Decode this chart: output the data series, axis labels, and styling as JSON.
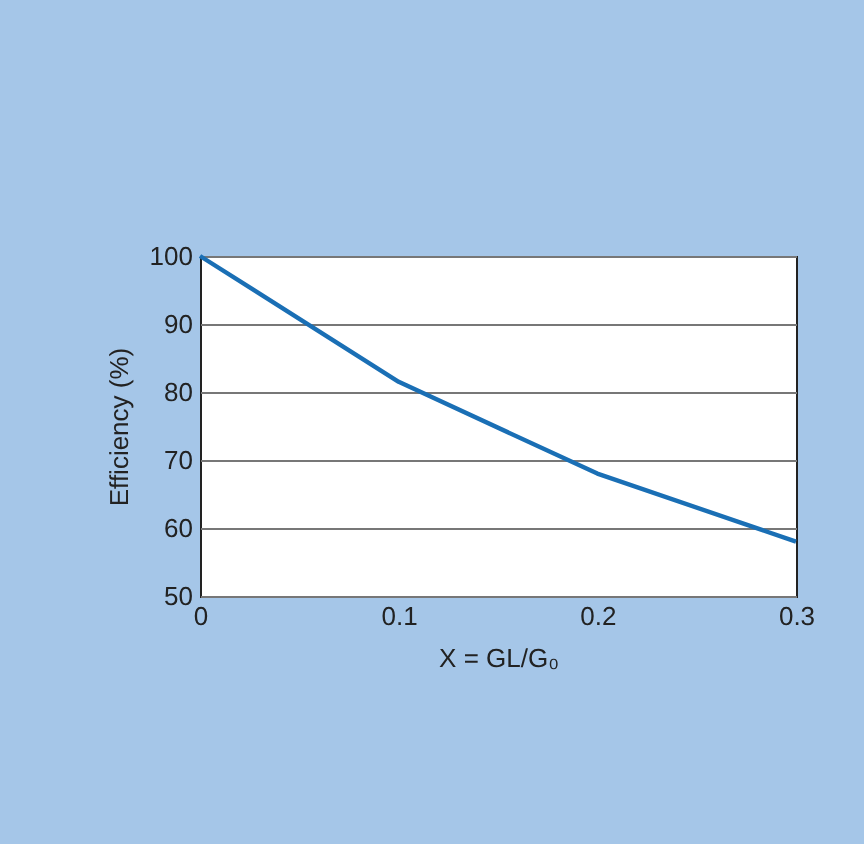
{
  "chart_data": {
    "type": "line",
    "xlabel": "X = GL/G₀",
    "ylabel": "Efficiency (%)",
    "x": [
      0,
      0.1,
      0.2,
      0.3
    ],
    "series": [
      {
        "color": "#1a6fb5",
        "values": [
          100,
          81.5,
          68,
          58
        ]
      }
    ],
    "xlim": [
      0,
      0.3
    ],
    "ylim": [
      50,
      100
    ],
    "xticks": [
      0,
      0.1,
      0.2,
      0.3
    ],
    "yticks": [
      50,
      60,
      70,
      80,
      90,
      100
    ],
    "grid": "y",
    "legend": false,
    "marker": "none",
    "line_style": "solid"
  }
}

**The problem:** Omit the images and transcribe all of the records above word for word.

**Exercise output:**
Decode this chart: output the data series, axis labels, and styling as JSON.
{
  "chart_data": {
    "type": "line",
    "xlabel": "X = GL/G₀",
    "ylabel": "Efficiency (%)",
    "x": [
      0,
      0.1,
      0.2,
      0.3
    ],
    "series": [
      {
        "color": "#1a6fb5",
        "values": [
          100,
          81.5,
          68,
          58
        ]
      }
    ],
    "xlim": [
      0,
      0.3
    ],
    "ylim": [
      50,
      100
    ],
    "xticks": [
      0,
      0.1,
      0.2,
      0.3
    ],
    "yticks": [
      50,
      60,
      70,
      80,
      90,
      100
    ],
    "grid": "y",
    "legend": false,
    "marker": "none",
    "line_style": "solid"
  }
}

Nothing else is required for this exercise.